▶ [Exercise]:
In the listing below, locate the lines bearing the word "VirtualBox". Copy every one of them.

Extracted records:
** BEGIN **

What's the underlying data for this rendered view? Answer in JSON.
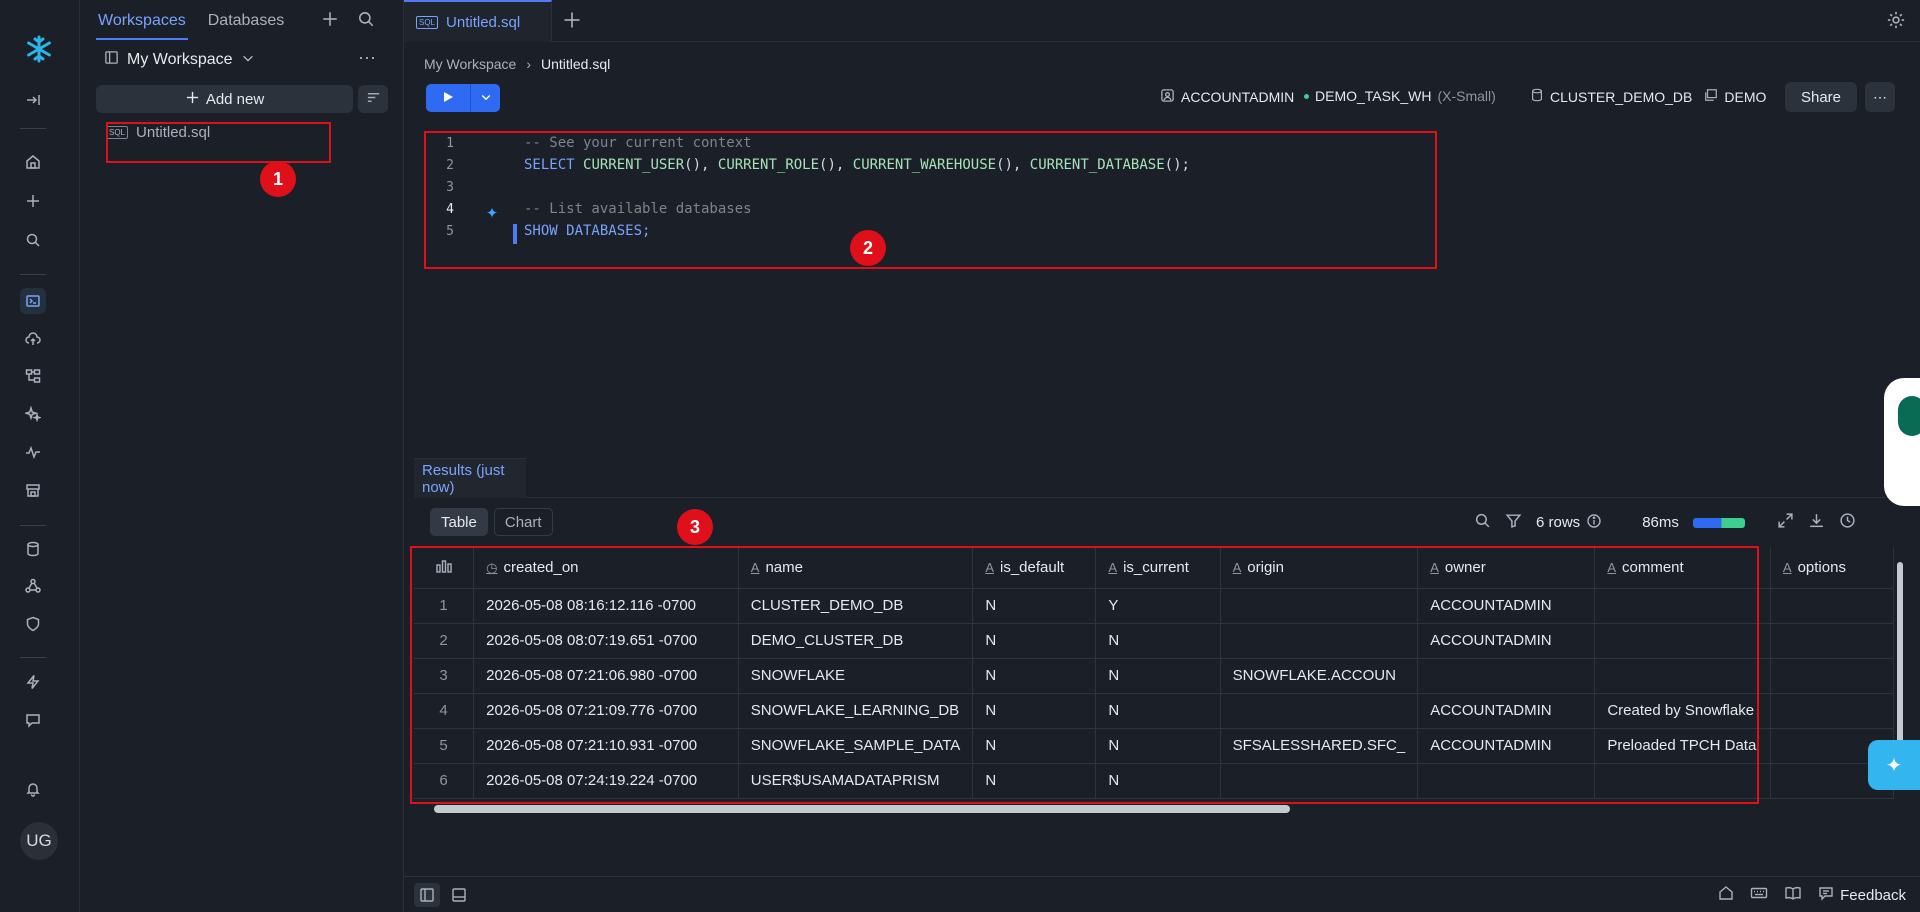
{
  "rail": {
    "avatar_initials": "UG"
  },
  "sidebar": {
    "tabs": [
      "Workspaces",
      "Databases"
    ],
    "workspace_name": "My Workspace",
    "add_new_label": "Add new",
    "files": [
      {
        "badge": "SQL",
        "name": "Untitled.sql"
      }
    ]
  },
  "tabbar": {
    "file_tab": "Untitled.sql",
    "badge": "SQL"
  },
  "breadcrumb": {
    "root": "My Workspace",
    "current": "Untitled.sql"
  },
  "context": {
    "role": "ACCOUNTADMIN",
    "warehouse": "DEMO_TASK_WH",
    "warehouse_size": "(X-Small)",
    "database": "CLUSTER_DEMO_DB",
    "schema": "DEMO",
    "share_label": "Share"
  },
  "editor": {
    "line_numbers": [
      "1",
      "2",
      "3",
      "4",
      "5"
    ],
    "line1": "-- See your current context",
    "line2_kw": "SELECT",
    "line2_fn1": "CURRENT_USER",
    "line2_fn2": "CURRENT_ROLE",
    "line2_fn3": "CURRENT_WAREHOUSE",
    "line2_fn4": "CURRENT_DATABASE",
    "line4": "-- List available databases",
    "line5": "SHOW DATABASES;"
  },
  "results": {
    "tab_label": "Results (just now)",
    "view_table": "Table",
    "view_chart": "Chart",
    "row_count": "6 rows",
    "duration": "86ms",
    "columns": [
      "created_on",
      "name",
      "is_default",
      "is_current",
      "origin",
      "owner",
      "comment",
      "options"
    ],
    "rows": [
      [
        "1",
        "2026-05-08 08:16:12.116 -0700",
        "CLUSTER_DEMO_DB",
        "N",
        "Y",
        "",
        "ACCOUNTADMIN",
        "",
        ""
      ],
      [
        "2",
        "2026-05-08 08:07:19.651 -0700",
        "DEMO_CLUSTER_DB",
        "N",
        "N",
        "",
        "ACCOUNTADMIN",
        "",
        ""
      ],
      [
        "3",
        "2026-05-08 07:21:06.980 -0700",
        "SNOWFLAKE",
        "N",
        "N",
        "SNOWFLAKE.ACCOUN",
        "",
        "",
        ""
      ],
      [
        "4",
        "2026-05-08 07:21:09.776 -0700",
        "SNOWFLAKE_LEARNING_DB",
        "N",
        "N",
        "",
        "ACCOUNTADMIN",
        "Created by Snowflake",
        ""
      ],
      [
        "5",
        "2026-05-08 07:21:10.931 -0700",
        "SNOWFLAKE_SAMPLE_DATA",
        "N",
        "N",
        "SFSALESSHARED.SFC_",
        "ACCOUNTADMIN",
        "Preloaded TPCH Data",
        ""
      ],
      [
        "6",
        "2026-05-08 07:24:19.224 -0700",
        "USER$USAMADATAPRISM",
        "N",
        "N",
        "",
        "",
        "",
        ""
      ]
    ]
  },
  "statusbar": {
    "feedback_label": "Feedback"
  },
  "annotations": [
    "1",
    "2",
    "3"
  ],
  "colors": {
    "accent": "#2f6bf2",
    "annotation": "#e0101b",
    "background": "#1b1f27"
  }
}
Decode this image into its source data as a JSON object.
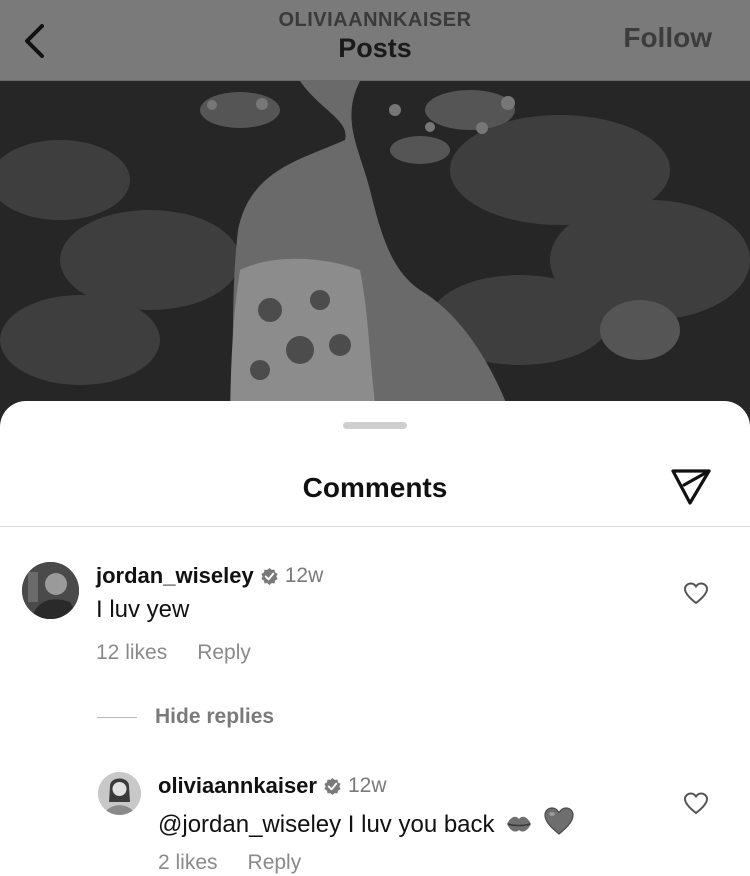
{
  "header": {
    "username": "OLIVIAANNKAISER",
    "title": "Posts",
    "follow_label": "Follow"
  },
  "comments_sheet": {
    "title": "Comments",
    "comments": [
      {
        "username": "jordan_wiseley",
        "verified": true,
        "time": "12w",
        "text": "I luv yew",
        "likes": "12 likes",
        "reply_label": "Reply",
        "hide_replies_label": "Hide replies",
        "replies": [
          {
            "username": "oliviaannkaiser",
            "verified": true,
            "time": "12w",
            "text": "@jordan_wiseley I luv you back",
            "emojis": [
              "kiss-mark-icon",
              "heart-icon"
            ],
            "likes": "2 likes",
            "reply_label": "Reply"
          }
        ]
      }
    ]
  },
  "colors": {
    "sheet_bg": "#ffffff",
    "muted_text": "#8a8a8a",
    "header_tint": "#7a7a7a"
  }
}
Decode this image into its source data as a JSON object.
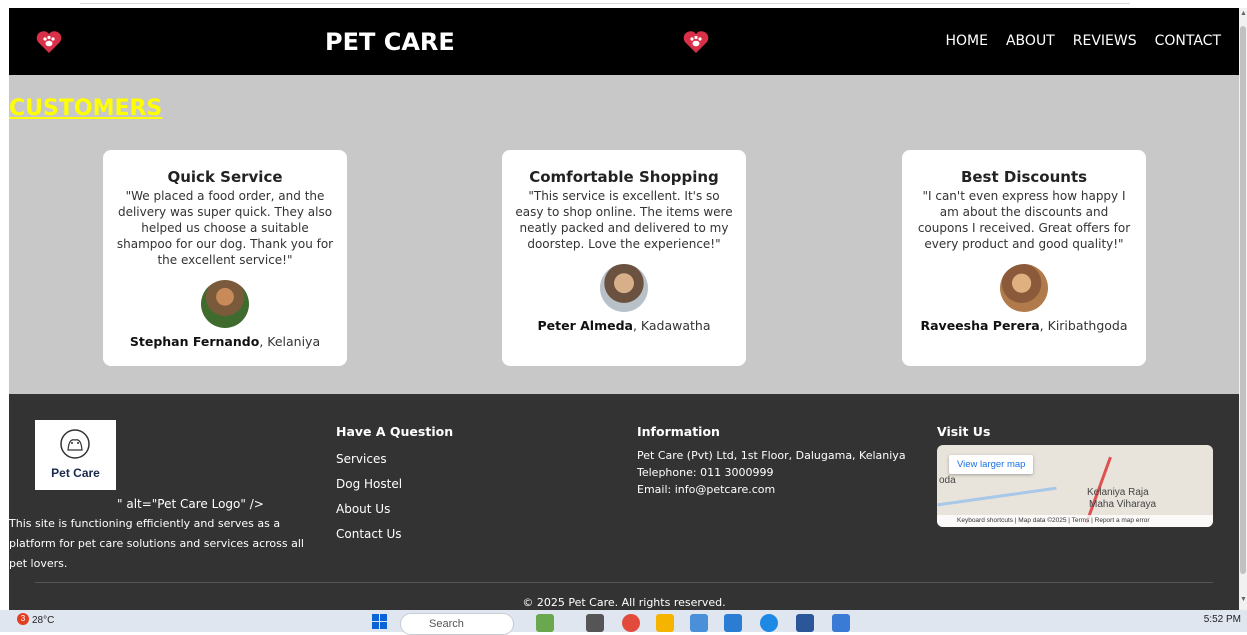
{
  "header": {
    "brand": "PET CARE",
    "nav": [
      "HOME",
      "ABOUT",
      "REVIEWS",
      "CONTACT"
    ]
  },
  "section_title": "CUSTOMERS",
  "cards": [
    {
      "title": "Quick Service",
      "quote": "\"We placed a food order, and the delivery was super quick. They also helped us choose a suitable shampoo for our dog. Thank you for the excellent service!\"",
      "name": "Stephan Fernando",
      "location": ", Kelaniya"
    },
    {
      "title": "Comfortable Shopping",
      "quote": "\"This service is excellent. It's so easy to shop online. The items were neatly packed and delivered to my doorstep. Love the experience!\"",
      "name": "Peter Almeda",
      "location": ", Kadawatha"
    },
    {
      "title": "Best Discounts",
      "quote": "\"I can't even express how happy I am about the discounts and coupons I received. Great offers for every product and good quality!\"",
      "name": "Raveesha Perera",
      "location": ", Kiribathgoda"
    }
  ],
  "footer": {
    "logo_text": "Pet Care",
    "alt_text": "\" alt=\"Pet Care Logo\" />",
    "about": "This site is functioning efficiently and serves as a platform for pet care solutions and services across all pet lovers.",
    "col2": {
      "heading": "Have A Question",
      "links": [
        "Services",
        "Dog Hostel",
        "About Us",
        "Contact Us"
      ]
    },
    "col3": {
      "heading": "Information",
      "lines": [
        "Pet Care (Pvt) Ltd, 1st Floor, Dalugama, Kelaniya",
        "Telephone: 011 3000999",
        "Email: info@petcare.com"
      ]
    },
    "col4": {
      "heading": "Visit Us",
      "map_button": "View larger map",
      "map_labels": [
        "Kelaniya Raja",
        "Maha Viharaya",
        "oda"
      ],
      "map_attribution": "Keyboard shortcuts | Map data ©2025 | Terms | Report a map error"
    },
    "copyright": "© 2025 Pet Care. All rights reserved."
  },
  "taskbar": {
    "weather": "28°C",
    "weather_badge": "3",
    "search_placeholder": "Search",
    "time": "5:52 PM"
  },
  "colors": {
    "header_bg": "#000000",
    "page_bg": "#c8c8c8",
    "title_color": "#ffff00",
    "footer_bg": "#333333",
    "heart_red": "#d9304a"
  }
}
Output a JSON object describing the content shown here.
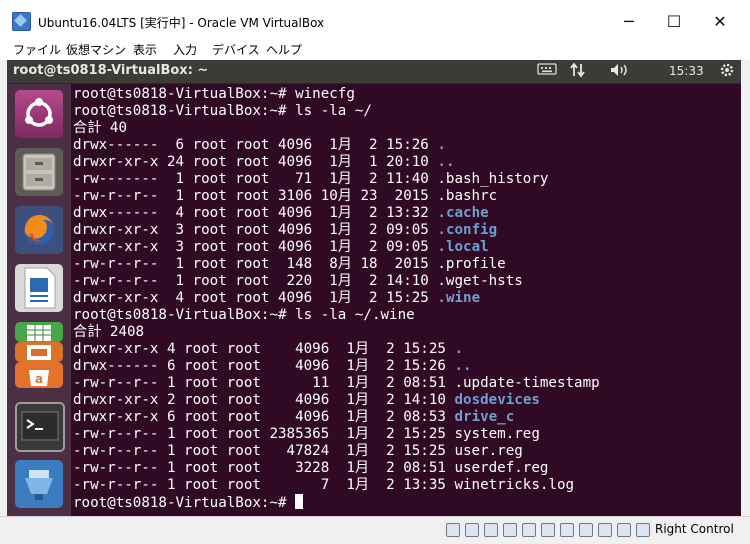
{
  "window": {
    "title": "Ubuntu16.04LTS [実行中] - Oracle VM VirtualBox",
    "minimize_glyph": "─",
    "maximize_glyph": "☐",
    "close_glyph": "✕"
  },
  "menubar": {
    "items": [
      "ファイル",
      "仮想マシン",
      "表示",
      "入力",
      "デバイス",
      "ヘルプ"
    ]
  },
  "panel": {
    "title": "root@ts0818-VirtualBox: ~",
    "clock": "15:33",
    "icons": [
      "keyboard-icon",
      "network-icon",
      "volume-icon",
      "power-gear-icon"
    ]
  },
  "launcher": {
    "items": [
      "ubuntu-dash-icon",
      "files-icon",
      "firefox-icon",
      "libreoffice-writer-icon",
      "libreoffice-calc-icon",
      "libreoffice-impress-icon",
      "software-center-icon",
      "terminal-icon",
      "system-settings-icon"
    ]
  },
  "terminal": {
    "lines": [
      [
        {
          "t": "root@ts0818-VirtualBox:~# winecfg"
        }
      ],
      [
        {
          "t": "root@ts0818-VirtualBox:~# ls -la ~/"
        }
      ],
      [
        {
          "t": "合計 40"
        }
      ],
      [
        {
          "t": "drwx------  6 root root 4096  1月  2 15:26 "
        },
        {
          "t": ".",
          "c": "dir"
        }
      ],
      [
        {
          "t": "drwxr-xr-x 24 root root 4096  1月  1 20:10 "
        },
        {
          "t": "..",
          "c": "dir"
        }
      ],
      [
        {
          "t": "-rw-------  1 root root   71  1月  2 11:40 .bash_history"
        }
      ],
      [
        {
          "t": "-rw-r--r--  1 root root 3106 10月 23  2015 .bashrc"
        }
      ],
      [
        {
          "t": "drwx------  4 root root 4096  1月  2 13:32 "
        },
        {
          "t": ".cache",
          "c": "dir"
        }
      ],
      [
        {
          "t": "drwxr-xr-x  3 root root 4096  1月  2 09:05 "
        },
        {
          "t": ".config",
          "c": "dir"
        }
      ],
      [
        {
          "t": "drwxr-xr-x  3 root root 4096  1月  2 09:05 "
        },
        {
          "t": ".local",
          "c": "dir"
        }
      ],
      [
        {
          "t": "-rw-r--r--  1 root root  148  8月 18  2015 .profile"
        }
      ],
      [
        {
          "t": "-rw-r--r--  1 root root  220  1月  2 14:10 .wget-hsts"
        }
      ],
      [
        {
          "t": "drwxr-xr-x  4 root root 4096  1月  2 15:25 "
        },
        {
          "t": ".wine",
          "c": "dir"
        }
      ],
      [
        {
          "t": "root@ts0818-VirtualBox:~# ls -la ~/.wine"
        }
      ],
      [
        {
          "t": "合計 2408"
        }
      ],
      [
        {
          "t": "drwxr-xr-x 4 root root    4096  1月  2 15:25 "
        },
        {
          "t": ".",
          "c": "dir"
        }
      ],
      [
        {
          "t": "drwx------ 6 root root    4096  1月  2 15:26 "
        },
        {
          "t": "..",
          "c": "dir"
        }
      ],
      [
        {
          "t": "-rw-r--r-- 1 root root      11  1月  2 08:51 .update-timestamp"
        }
      ],
      [
        {
          "t": "drwxr-xr-x 2 root root    4096  1月  2 14:10 "
        },
        {
          "t": "dosdevices",
          "c": "dir"
        }
      ],
      [
        {
          "t": "drwxr-xr-x 6 root root    4096  1月  2 08:53 "
        },
        {
          "t": "drive_c",
          "c": "dir"
        }
      ],
      [
        {
          "t": "-rw-r--r-- 1 root root 2385365  1月  2 15:25 system.reg"
        }
      ],
      [
        {
          "t": "-rw-r--r-- 1 root root   47824  1月  2 15:25 user.reg"
        }
      ],
      [
        {
          "t": "-rw-r--r-- 1 root root    3228  1月  2 08:51 userdef.reg"
        }
      ],
      [
        {
          "t": "-rw-r--r-- 1 root root       7  1月  2 13:35 winetricks.log"
        }
      ],
      [
        {
          "t": "root@ts0818-VirtualBox:~# "
        },
        {
          "t": "",
          "c": "cursor"
        }
      ]
    ]
  },
  "statusbar": {
    "icons": [
      "hard-disk-icon",
      "optical-drive-icon",
      "audio-icon",
      "network-adapter-icon",
      "usb-icon",
      "shared-folder-icon",
      "display-icon",
      "video-capture-icon",
      "cpu-icon",
      "mouse-integration-icon",
      "host-key-arrow-icon"
    ],
    "host_key": "Right Control"
  }
}
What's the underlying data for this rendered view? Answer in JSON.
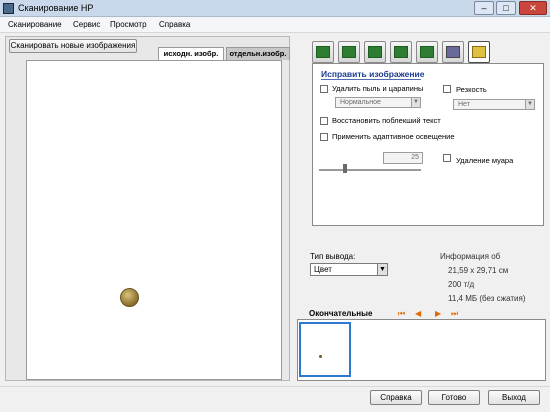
{
  "window": {
    "title": "Сканирование HP"
  },
  "menu": [
    "Сканирование",
    "Сервис",
    "Просмотр",
    "Справка"
  ],
  "left": {
    "scan_button": "Сканировать новые изображения",
    "tabs": [
      "исходн. изобр.",
      "отдельн.изобр."
    ]
  },
  "panel": {
    "title": "Исправить изображение",
    "dust_label": "Удалить пыль и царапины",
    "dust_value": "Нормальное",
    "sharp_label": "Резкость",
    "sharp_value": "Нет",
    "restore_label": "Восстановить поблекший текст",
    "adaptive_label": "Применить адаптивное освещение",
    "adaptive_value": "25",
    "moire_label": "Удаление муара"
  },
  "output": {
    "type_label": "Тип вывода:",
    "type_value": "Цвет",
    "info_label": "Информация об",
    "size": "21,59 x 29,71 см",
    "dpi": "200 т/д",
    "filesize": "11,4 МБ (без сжатия)"
  },
  "final": {
    "label": "Окончательные"
  },
  "buttons": {
    "help": "Справка",
    "done": "Готово",
    "exit": "Выход"
  },
  "colors": {
    "accent": "#1a3d8f",
    "thumb_border": "#2f78d0"
  }
}
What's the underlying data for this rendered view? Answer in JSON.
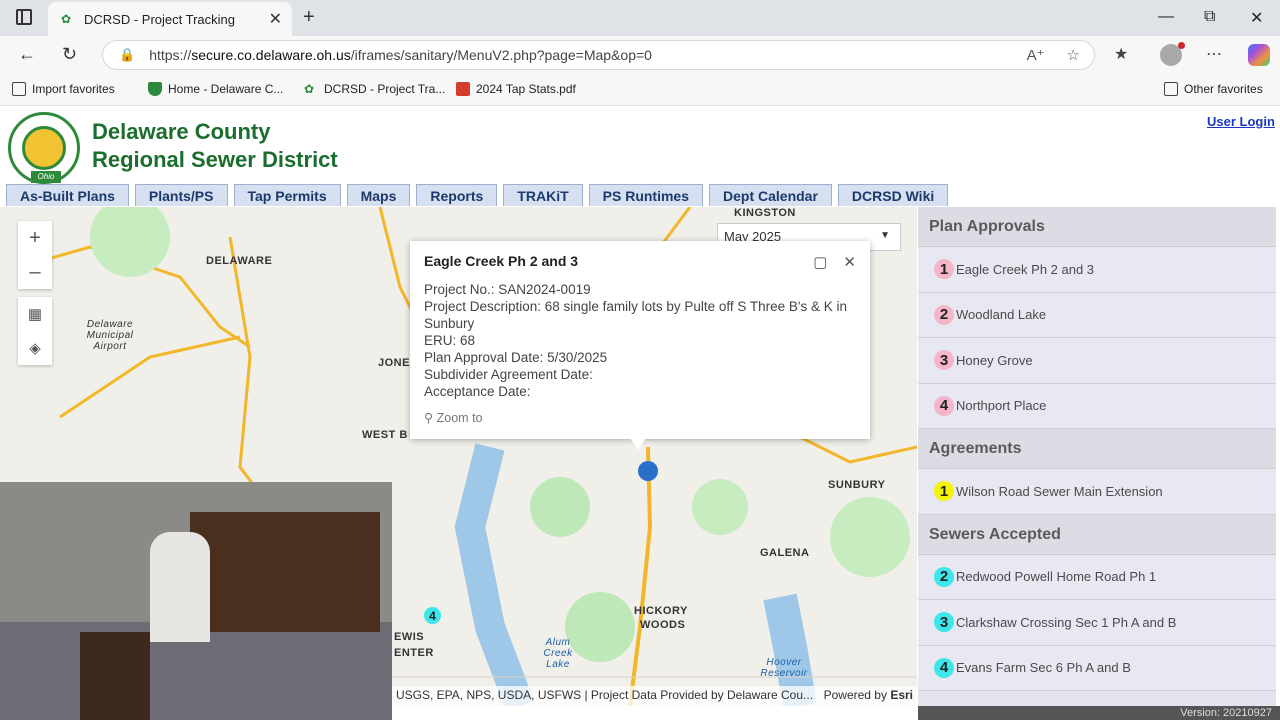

** END **

▶ [Result for this exercise]:
    "title": "Ubuntu16.04LTS [実行中] - Oracle VM VirtualBox",
    "title": "root@ts0818-VirtualBox: ~",
          "t": "root@ts0818-VirtualBox:~# winecfg"
          "t": "root@ts0818-VirtualBox:~# ls -la ~/"
          "t": "root@ts0818-VirtualBox:~# ls -la ~/.wine"
          "t": "root@ts0818-VirtualBox:~# "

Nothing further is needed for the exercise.